Meta said it pulled down fake accounts on Facebook and Instagram that appear to be from China and Russia.
Why it matters
The takedowns underscore how Meta is tackling disinformation ahead of the US midterm elections in November. US lawmakers have also raised concerns about social media’s impact on national security.
Facebook has removed fake accounts from China that pretended to be conservative and liberal Americans criticizing US politicians and focusing on sensitive issues like gun control and abortion, parent company Meta said Tuesday.
“It’s like they were using these hot-button issues to try and find an entry point into American discourse,” said Ben Nimmo, who heads Meta’s global threat intelligence group.
Meta said it’s the first network of Chinese fake accounts the company has disrupted that focused on US politics ahead of the midterm elections in November. It’s also different from Chinese influence operations that Meta has taken down in the past, Nimmo said. In previous election cycles, Chinese influence operations focused on criticizing the US to an international audience rather than a domestic one.
The account takedowns also show how Meta is tackling disinformation as US lawmakers raise more questions about social media’s impact on national security. Earlier this month, executives from Meta, Google-owned YouTube, TikTok and Twitter testified before a Senate panel hearing on the topic. Twitter’s former head of security turned whistleblower, also spoke in front of lawmakers this month and expressed concerns about foreign influences on tech companies.
Meta said it took down 81 Facebook accounts, eight Pages, one Group and two accounts on its photo-and-video service Instagram that had ties to China. Some of the accounts targeted people in the US, while others focused on the Czech Republic and Chinese-and French-speaking audiences globally. Meta said the network was small and didn’t attract much engagement before the company pulled it down.
The Chinese influence operation consisted of four efforts. The first cluster of accounts posted primarily in Chinese with fake accounts that had female names in English but male profile pictures. They criticized the US and its foreign policies and accused the US of surveillance and cyber attacks against China. The second and third cluster of accounts posted primarily in English this year, posing as conservative Americans and liberals, respectively.
One of the fake accounts posted a meme in April about US President Joe Biden with a phrase in all capital letters that read “One Year In: Nothing is Built. Nothing is Back. Nothing is Better.” Another set of accounts posted a meme in August that called US Sen. Marco Rubio, a Florida Republican, “corrupt to the bone” and urged people to “vote him out.”

_DATA SUPPLIED:_
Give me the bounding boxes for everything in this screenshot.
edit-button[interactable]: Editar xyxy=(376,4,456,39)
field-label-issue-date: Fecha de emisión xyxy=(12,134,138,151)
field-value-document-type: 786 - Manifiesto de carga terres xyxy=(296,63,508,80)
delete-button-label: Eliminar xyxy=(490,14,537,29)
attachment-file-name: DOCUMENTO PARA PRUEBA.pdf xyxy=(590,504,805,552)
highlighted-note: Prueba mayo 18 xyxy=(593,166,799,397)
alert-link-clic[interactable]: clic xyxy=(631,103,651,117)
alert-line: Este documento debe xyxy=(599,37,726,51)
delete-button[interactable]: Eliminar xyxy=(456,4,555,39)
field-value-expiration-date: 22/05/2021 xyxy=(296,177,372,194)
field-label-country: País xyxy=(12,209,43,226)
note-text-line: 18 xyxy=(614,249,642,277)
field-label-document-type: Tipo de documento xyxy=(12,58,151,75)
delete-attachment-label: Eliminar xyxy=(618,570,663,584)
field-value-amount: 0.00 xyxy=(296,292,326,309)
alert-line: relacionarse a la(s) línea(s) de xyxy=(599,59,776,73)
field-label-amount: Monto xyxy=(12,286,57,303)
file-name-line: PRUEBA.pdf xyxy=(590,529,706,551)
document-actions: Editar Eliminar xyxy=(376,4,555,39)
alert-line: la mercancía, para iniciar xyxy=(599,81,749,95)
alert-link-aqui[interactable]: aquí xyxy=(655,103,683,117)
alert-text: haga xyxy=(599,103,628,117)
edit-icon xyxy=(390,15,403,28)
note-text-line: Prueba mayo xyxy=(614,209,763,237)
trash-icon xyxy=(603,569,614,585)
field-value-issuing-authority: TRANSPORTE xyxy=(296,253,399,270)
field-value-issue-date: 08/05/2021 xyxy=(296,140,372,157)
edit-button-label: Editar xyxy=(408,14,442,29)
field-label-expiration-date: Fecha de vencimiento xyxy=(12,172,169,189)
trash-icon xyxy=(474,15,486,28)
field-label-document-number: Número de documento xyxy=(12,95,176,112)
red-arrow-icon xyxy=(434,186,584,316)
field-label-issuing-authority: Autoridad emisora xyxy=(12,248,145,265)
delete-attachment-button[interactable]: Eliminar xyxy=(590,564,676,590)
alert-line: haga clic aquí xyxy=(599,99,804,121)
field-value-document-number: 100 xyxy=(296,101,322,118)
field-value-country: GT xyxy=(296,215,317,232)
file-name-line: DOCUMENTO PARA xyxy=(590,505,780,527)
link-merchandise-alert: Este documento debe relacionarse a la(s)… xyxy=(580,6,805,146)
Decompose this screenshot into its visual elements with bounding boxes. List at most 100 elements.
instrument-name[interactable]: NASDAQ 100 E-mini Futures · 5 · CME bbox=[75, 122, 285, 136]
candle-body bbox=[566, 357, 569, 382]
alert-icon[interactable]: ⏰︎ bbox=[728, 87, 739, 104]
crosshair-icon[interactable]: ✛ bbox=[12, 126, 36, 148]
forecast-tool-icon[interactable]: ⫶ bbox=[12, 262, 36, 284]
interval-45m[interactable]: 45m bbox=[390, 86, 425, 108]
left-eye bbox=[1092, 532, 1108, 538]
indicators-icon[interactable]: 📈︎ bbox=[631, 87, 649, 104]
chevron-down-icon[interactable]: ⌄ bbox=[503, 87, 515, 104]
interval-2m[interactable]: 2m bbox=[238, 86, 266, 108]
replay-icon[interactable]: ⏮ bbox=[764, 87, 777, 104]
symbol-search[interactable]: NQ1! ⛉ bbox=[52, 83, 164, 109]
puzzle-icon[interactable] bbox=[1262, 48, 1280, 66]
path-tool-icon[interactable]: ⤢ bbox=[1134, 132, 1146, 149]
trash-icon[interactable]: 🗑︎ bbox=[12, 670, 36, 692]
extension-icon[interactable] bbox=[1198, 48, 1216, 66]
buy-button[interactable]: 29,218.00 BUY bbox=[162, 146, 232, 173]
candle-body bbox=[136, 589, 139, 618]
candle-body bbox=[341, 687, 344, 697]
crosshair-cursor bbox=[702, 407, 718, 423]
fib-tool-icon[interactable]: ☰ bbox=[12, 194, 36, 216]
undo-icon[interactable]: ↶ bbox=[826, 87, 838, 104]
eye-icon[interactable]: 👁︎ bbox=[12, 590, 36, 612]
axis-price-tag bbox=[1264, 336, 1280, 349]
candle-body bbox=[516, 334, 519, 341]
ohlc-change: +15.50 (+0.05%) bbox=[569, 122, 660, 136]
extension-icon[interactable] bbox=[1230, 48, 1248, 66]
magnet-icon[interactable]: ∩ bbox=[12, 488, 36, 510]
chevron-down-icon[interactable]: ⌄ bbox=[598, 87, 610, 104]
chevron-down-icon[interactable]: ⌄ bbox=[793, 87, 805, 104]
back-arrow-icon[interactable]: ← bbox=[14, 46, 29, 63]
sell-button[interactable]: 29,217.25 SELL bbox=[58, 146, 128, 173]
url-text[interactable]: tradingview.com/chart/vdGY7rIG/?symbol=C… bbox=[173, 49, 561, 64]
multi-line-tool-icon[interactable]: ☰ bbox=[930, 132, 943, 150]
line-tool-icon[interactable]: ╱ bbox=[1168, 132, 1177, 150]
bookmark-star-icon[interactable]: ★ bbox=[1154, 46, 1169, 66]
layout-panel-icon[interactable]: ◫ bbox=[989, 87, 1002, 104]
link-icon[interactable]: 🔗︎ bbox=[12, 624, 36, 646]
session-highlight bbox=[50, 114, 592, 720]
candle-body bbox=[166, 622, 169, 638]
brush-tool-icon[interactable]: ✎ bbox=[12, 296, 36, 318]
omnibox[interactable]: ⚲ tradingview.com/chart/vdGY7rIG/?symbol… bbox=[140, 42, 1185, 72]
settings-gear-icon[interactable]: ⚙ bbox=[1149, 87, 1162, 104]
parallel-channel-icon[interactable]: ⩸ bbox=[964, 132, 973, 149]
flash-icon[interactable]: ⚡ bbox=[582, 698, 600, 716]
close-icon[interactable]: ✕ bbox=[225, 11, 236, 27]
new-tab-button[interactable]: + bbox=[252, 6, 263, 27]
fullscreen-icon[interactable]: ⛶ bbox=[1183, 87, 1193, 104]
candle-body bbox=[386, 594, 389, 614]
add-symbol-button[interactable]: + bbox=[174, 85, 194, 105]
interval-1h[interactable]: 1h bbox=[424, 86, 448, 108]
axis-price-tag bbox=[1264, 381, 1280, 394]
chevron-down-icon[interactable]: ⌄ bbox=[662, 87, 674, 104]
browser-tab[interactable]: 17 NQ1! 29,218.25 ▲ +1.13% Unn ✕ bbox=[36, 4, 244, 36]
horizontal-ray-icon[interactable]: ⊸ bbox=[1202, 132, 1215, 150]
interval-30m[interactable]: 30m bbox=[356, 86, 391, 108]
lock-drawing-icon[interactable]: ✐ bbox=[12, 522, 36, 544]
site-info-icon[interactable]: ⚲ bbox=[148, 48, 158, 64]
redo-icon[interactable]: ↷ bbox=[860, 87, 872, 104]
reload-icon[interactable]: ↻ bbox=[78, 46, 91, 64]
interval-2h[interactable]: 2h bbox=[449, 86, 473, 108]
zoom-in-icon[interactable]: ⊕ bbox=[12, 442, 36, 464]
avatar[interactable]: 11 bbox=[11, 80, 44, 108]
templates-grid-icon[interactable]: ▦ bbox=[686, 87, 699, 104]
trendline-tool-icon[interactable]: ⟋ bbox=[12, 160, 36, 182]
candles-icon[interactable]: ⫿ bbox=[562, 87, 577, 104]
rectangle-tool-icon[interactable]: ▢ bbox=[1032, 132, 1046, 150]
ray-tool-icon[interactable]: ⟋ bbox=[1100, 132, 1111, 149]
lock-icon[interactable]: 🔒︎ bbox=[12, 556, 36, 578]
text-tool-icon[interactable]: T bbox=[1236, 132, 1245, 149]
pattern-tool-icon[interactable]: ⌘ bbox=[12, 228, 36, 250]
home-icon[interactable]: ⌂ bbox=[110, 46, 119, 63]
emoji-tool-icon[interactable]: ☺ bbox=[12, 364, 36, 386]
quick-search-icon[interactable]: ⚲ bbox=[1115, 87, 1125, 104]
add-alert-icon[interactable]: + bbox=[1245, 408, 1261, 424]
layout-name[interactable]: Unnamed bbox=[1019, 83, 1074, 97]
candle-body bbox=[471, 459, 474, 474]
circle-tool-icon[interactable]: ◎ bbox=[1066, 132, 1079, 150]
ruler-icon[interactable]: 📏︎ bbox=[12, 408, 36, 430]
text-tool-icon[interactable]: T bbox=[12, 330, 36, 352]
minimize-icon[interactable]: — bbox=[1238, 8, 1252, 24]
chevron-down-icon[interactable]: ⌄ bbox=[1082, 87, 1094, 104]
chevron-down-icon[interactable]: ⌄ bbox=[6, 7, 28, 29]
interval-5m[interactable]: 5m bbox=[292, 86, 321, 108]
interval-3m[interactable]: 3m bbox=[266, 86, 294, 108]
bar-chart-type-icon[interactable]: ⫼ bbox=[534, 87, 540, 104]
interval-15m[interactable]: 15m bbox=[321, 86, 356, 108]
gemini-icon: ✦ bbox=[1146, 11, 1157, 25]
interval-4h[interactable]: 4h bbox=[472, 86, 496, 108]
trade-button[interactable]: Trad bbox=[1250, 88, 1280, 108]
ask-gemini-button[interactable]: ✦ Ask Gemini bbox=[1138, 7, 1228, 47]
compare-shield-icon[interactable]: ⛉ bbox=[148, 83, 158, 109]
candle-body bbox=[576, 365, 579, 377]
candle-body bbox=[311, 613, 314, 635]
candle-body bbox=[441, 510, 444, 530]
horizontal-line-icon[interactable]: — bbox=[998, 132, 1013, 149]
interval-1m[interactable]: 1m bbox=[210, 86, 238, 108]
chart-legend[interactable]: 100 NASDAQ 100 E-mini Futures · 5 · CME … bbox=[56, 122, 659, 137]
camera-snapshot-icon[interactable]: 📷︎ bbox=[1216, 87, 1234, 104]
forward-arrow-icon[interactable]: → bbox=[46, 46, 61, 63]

_USING THE INFORMATION:_
A – Please reproduce the article on Meta's fake account takedowns word for word, between "Facebook has removed" and "threat intelligence group.", inclusive.
B – Write the next part of the article on Meta's fake account takedowns, picking up after its final sentence.

_ANSWERS TO THIS EXERCISE:_
A –
Facebook has removed fake accounts from China that pretended to be conservative and liberal Americans criticizing US politicians and focusing on sensitive issues like gun control and abortion, parent company Meta said Tuesday.
“It’s like they were using these hot-button issues to try and find an entry point into American discourse,” said Ben Nimmo, who heads Meta’s global threat intelligence group.

B –
The fourth cluster of accounts pretended to be people in the Czech Republic, sharing memes and texts that criticized the Czech government. Some of the fake accounts alleged that the Czech government of being a “puppet” of the US or European Union. One post warned that a “trade war with China will hurt more than with Russia.”
The network’s activity was sporadic, Meta said, and it largely posted during working hours in China so that means most Americans were asleep when the fake accounts shared content. The accounts also used various platforms, including Twitter. Meta said it wasn’t made aware of any activity on TikTok, a short-form video app owned by Chinese tech company ByteDance, but that doesn’t mean it didn’t happen. The company also doesn’t have sufficient evidence to attribute the fake Chinese accounts to any particular entity like the Chinese government.
Meta also said it pulled down a large network of fake accounts tied to Russia that primarily targeted Germany, France, Italy, Ukraine and the UK. The accounts mainly focused on the war in Ukraine and its impact in Europe. Meta said the network was “the largest and most complex Russian operation” the company has “disrupted since the war in Ukraine began.”
The Russian operation ran more than 60 websites impersonating European media outlets such as German news site Der Spiegel and the Guardian, a British newspaper. These fake websites posted articles that “criticized Ukraine and Ukrainian refugees, praised Russia and argued that Western sanctions on Russia would backfire,” Meta’s report on the takedowns stated. The operation also created accounts on Facebook, Instagram, YouTube, Telegram, Twitter, Change.org, Avaaz.com and LiveJournal and posted in multiple languages.
Meta pulled down 1,633 Facebook accounts, 703 Pages, one Group and 29 accounts on Instagram from Russia.
“Both networks were exposed early and we took them down before they were able to build audiences on our platform,” Nimmo said. “But we all need to stay vigilant because we know that the bad actors won’t stop trying.”